TASK DETAILS — Pull out every line from the data below that contains the word "display". Treat uppercase and lowercase as different.

GIVEN RECORDS —

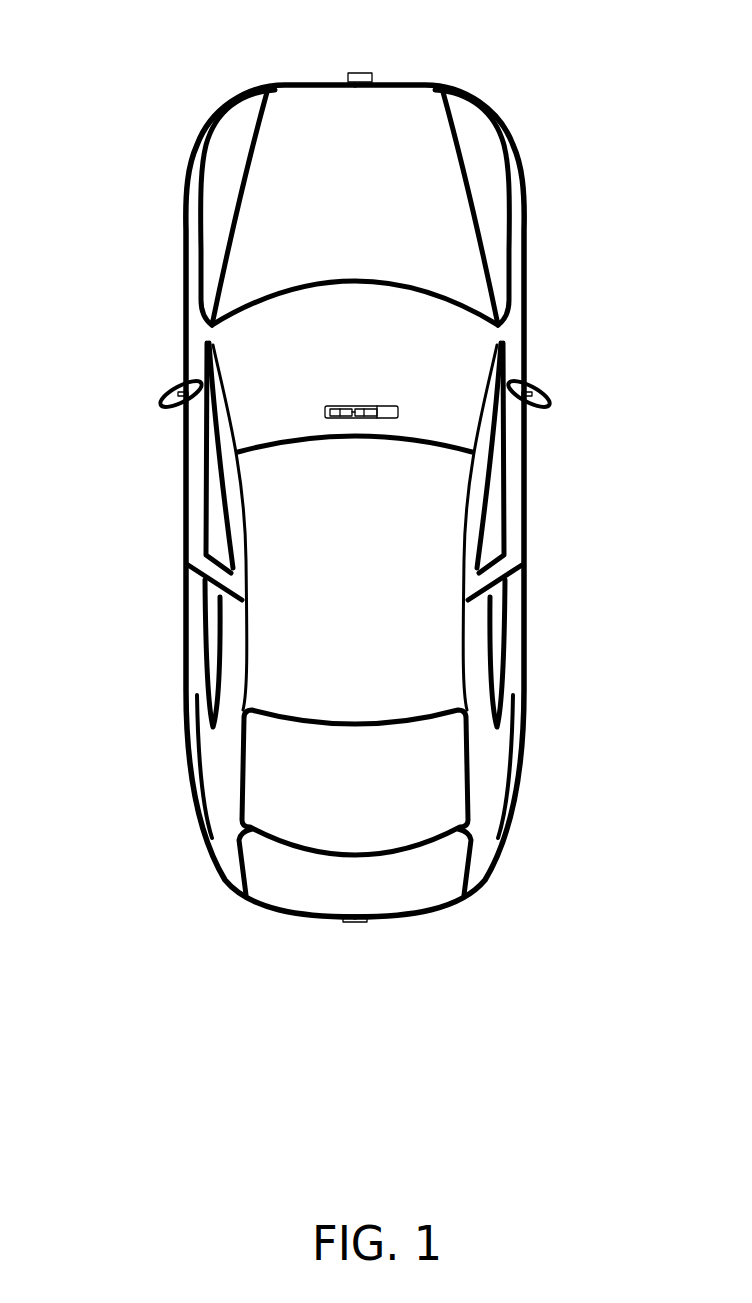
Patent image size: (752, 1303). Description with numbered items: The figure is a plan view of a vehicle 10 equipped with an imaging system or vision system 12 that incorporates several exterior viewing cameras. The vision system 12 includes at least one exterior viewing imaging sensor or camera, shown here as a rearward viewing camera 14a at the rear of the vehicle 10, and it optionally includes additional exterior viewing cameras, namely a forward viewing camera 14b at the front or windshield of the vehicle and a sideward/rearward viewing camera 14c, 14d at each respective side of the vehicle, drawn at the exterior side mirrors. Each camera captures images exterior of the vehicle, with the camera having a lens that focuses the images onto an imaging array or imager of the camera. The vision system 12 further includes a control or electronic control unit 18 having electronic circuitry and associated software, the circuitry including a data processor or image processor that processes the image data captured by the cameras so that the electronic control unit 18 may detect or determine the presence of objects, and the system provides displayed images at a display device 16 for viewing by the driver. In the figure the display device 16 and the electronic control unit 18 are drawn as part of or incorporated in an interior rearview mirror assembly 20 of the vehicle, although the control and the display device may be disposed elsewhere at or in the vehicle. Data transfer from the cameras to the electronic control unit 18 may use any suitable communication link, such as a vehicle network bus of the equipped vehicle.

The vehicle 10 is at (118, 89).
The vision system 12 is at (318, 932).
The rearward viewing camera 14a is at (360, 923).
The forward viewing camera 14b is at (364, 72).
The sideward/rearward viewing camera 14c is at (173, 383).
The sideward/rearward viewing camera 14d is at (533, 383).
The display device 16 is at (340, 409).
The electronic control unit 18 is at (360, 408).
The interior rearview mirror assembly 20 is at (400, 407).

FINAL RESULT —
Patent image size: (752, 1303). Description with numbered items: The figure is a plan view of a vehicle 10 equipped with an imaging system or vision system 12 that incorporates several exterior viewing cameras. The vision system 12 includes at least one exterior viewing imaging sensor or camera, shown here as a rearward viewing camera 14a at the rear of the vehicle 10, and it optionally includes additional exterior viewing cameras, namely a forward viewing camera 14b at the front or windshield of the vehicle and a sideward/rearward viewing camera 14c, 14d at each respective side of the vehicle, drawn at the exterior side mirrors. Each camera captures images exterior of the vehicle, with the camera having a lens that focuses the images onto an imaging array or imager of the camera. The vision system 12 further includes a control or electronic control unit 18 having electronic circuitry and associated software, the circuitry including a data processor or image processor that processes the image data captured by the cameras so that the electronic control unit 18 may detect or determine the presence of objects, and the system provides displayed images at a display device 16 for viewing by the driver. In the figure the display device 16 and the electronic control unit 18 are drawn as part of or incorporated in an interior rearview mirror assembly 20 of the vehicle, although the control and the display device may be disposed elsewhere at or in the vehicle. Data transfer from the cameras to the electronic control unit 18 may use any suitable communication link, such as a vehicle network bus of the equipped vehicle.
The display device 16 is at (340, 409).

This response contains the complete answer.